■ Objective
Return the records, each one exactly as written.

■ Dataset extract

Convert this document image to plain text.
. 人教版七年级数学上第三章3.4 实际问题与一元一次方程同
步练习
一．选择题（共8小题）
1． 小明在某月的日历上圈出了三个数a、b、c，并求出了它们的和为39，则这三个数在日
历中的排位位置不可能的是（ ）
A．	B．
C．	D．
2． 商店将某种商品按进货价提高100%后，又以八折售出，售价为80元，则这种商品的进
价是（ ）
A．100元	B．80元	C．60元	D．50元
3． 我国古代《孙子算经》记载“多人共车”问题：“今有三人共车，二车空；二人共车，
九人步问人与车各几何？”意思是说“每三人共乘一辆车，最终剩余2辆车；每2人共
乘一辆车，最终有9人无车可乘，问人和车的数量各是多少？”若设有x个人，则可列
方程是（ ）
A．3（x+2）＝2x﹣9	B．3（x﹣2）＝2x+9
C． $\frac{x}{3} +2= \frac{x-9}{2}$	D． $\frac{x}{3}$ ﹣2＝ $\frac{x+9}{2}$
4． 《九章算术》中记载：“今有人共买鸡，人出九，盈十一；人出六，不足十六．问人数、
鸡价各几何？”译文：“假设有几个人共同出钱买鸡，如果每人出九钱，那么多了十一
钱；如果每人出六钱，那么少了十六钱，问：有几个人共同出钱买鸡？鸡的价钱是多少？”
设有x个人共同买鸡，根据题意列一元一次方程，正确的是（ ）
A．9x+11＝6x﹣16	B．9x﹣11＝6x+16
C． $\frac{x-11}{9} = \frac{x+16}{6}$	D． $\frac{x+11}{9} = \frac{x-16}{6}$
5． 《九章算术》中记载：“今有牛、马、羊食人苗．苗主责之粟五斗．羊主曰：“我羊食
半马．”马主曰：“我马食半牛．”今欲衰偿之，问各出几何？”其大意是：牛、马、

■ Result for this task
Convert this document image to plain text.
. 人教版七年级数学上第三章3.4 实际问题与一元一次方程同
步练习
一．选择题（共8小题）
1． 小明在某月的日历上圈出了三个数a、b、c，并求出了它们的和为39，则这三个数在日
历中的排位位置不可能的是（ ）
A．	B．
C．	D．
2． 商店将某种商品按进货价提高100%后，又以八折售出，售价为80元，则这种商品的进
价是（ ）
A．100元	B．80元	C．60元	D．50元
3． 我国古代《孙子算经》记载“多人共车”问题：“今有三人共车，二车空；二人共车，
九人步问人与车各几何？”意思是说“每三人共乘一辆车，最终剩余2辆车；每2人共
乘一辆车，最终有9人无车可乘，问人和车的数量各是多少？”若设有x个人，则可列
方程是（ ）
A．3（x+2）＝2x﹣9	B．3（x﹣2）＝2x+9
C． $\frac{x}{3} +2= \frac{x-9}{2}$	D． $\frac{x}{3}$ ﹣2＝ $\frac{x+9}{2}$
4． 《九章算术》中记载：“今有人共买鸡，人出九，盈十一；人出六，不足十六．问人数、
鸡价各几何？”译文：“假设有几个人共同出钱买鸡，如果每人出九钱，那么多了十一
钱；如果每人出六钱，那么少了十六钱，问：有几个人共同出钱买鸡？鸡的价钱是多少？”
设有x个人共同买鸡，根据题意列一元一次方程，正确的是（ ）
A．9x+11＝6x﹣16	B．9x﹣11＝6x+16
C． $\frac{x-11}{9} = \frac{x+16}{6}$	D． $\frac{x+11}{9} = \frac{x-16}{6}$
5． 《九章算术》中记载：“今有牛、马、羊食人苗．苗主责之粟五斗．羊主曰：“我羊食
半马．”马主曰：“我马食半牛．”今欲衰偿之，问各出几何？”其大意是：牛、马、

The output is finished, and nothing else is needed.